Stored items
########################################

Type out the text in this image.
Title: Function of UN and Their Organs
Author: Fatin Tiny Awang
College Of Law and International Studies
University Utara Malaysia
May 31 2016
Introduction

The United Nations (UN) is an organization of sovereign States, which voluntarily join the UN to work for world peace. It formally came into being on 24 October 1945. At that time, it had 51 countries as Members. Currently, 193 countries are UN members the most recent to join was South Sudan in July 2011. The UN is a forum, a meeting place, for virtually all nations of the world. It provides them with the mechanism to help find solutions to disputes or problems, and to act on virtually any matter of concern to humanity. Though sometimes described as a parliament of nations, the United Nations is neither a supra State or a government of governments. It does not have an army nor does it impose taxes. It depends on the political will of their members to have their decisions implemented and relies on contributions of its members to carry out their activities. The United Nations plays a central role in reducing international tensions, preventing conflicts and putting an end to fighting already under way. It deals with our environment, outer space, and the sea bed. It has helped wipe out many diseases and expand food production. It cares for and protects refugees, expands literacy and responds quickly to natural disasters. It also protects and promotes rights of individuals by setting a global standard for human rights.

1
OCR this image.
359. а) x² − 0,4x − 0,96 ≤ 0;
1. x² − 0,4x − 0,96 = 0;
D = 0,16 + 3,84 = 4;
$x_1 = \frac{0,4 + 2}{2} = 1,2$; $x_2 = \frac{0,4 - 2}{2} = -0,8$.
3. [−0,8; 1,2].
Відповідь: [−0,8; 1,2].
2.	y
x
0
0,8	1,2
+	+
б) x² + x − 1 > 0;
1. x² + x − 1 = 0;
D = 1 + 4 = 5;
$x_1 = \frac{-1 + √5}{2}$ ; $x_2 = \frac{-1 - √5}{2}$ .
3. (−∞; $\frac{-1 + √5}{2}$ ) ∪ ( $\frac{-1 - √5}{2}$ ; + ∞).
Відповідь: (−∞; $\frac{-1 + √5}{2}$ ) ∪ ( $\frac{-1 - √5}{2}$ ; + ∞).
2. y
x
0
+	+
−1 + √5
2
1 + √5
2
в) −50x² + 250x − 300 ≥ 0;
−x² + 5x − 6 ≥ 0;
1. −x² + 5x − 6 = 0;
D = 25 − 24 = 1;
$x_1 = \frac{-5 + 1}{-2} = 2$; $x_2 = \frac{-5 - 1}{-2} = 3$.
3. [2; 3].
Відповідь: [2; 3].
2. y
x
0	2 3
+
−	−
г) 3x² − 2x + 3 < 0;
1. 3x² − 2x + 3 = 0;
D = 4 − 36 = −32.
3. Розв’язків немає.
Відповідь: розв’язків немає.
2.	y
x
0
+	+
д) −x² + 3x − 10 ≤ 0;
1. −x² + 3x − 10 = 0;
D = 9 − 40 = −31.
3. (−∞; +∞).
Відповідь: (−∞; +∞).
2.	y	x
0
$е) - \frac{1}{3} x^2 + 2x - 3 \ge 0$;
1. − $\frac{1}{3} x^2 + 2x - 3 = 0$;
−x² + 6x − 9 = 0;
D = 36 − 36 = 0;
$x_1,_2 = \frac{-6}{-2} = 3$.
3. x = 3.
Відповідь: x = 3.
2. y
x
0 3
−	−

########################################

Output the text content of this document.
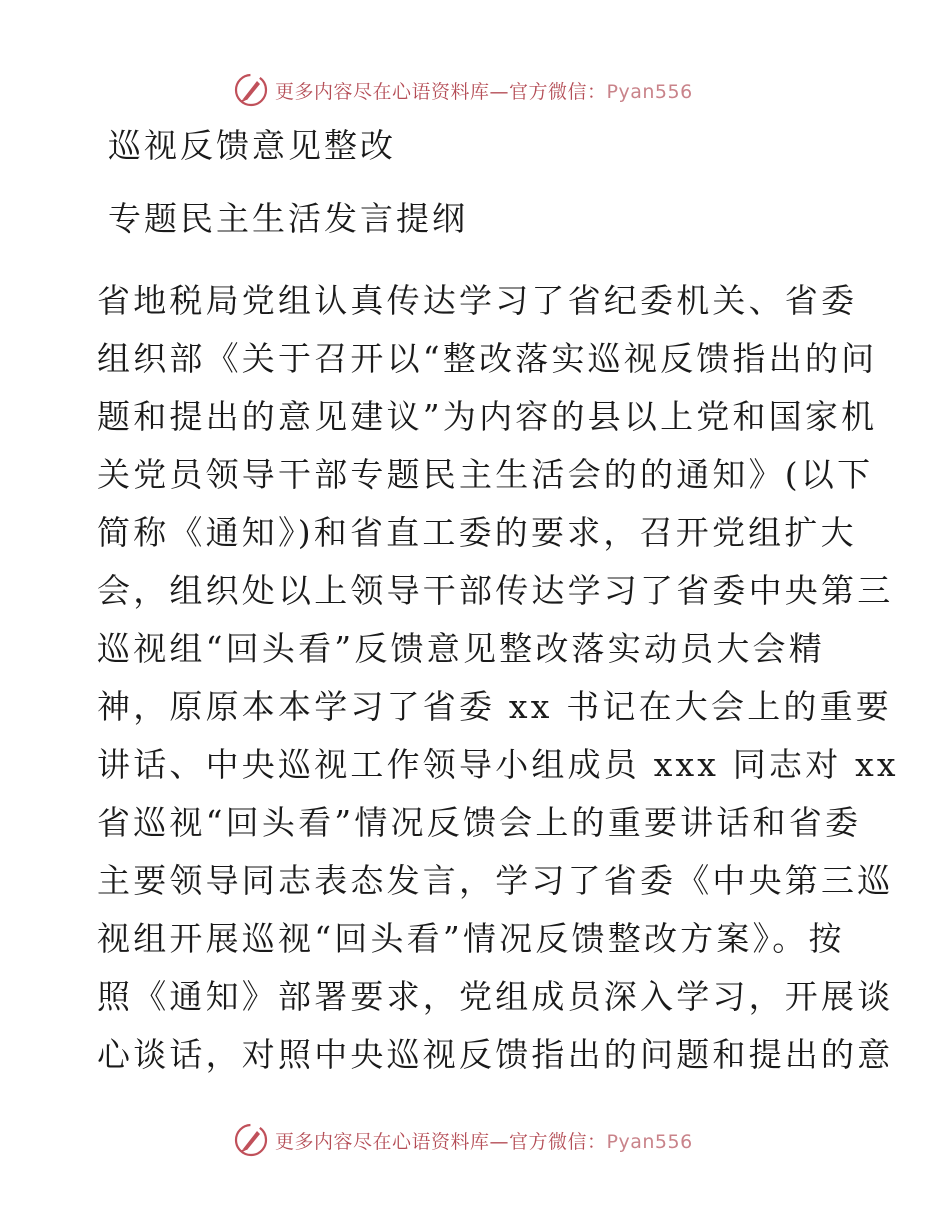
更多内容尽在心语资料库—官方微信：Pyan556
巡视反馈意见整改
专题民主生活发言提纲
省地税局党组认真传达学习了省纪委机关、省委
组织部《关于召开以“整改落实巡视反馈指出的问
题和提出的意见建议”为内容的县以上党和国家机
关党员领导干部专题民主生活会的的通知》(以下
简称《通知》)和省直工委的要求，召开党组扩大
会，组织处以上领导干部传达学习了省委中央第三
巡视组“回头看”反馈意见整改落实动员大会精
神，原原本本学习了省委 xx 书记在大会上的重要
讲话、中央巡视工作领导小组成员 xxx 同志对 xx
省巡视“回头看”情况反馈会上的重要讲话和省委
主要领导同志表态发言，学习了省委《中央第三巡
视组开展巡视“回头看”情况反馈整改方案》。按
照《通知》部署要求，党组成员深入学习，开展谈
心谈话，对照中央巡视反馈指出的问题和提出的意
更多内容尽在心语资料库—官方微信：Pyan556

########################################

Exercise prompt - Give nothing but the count of lines in the listing above that hold the string "image".

Result of this task - 2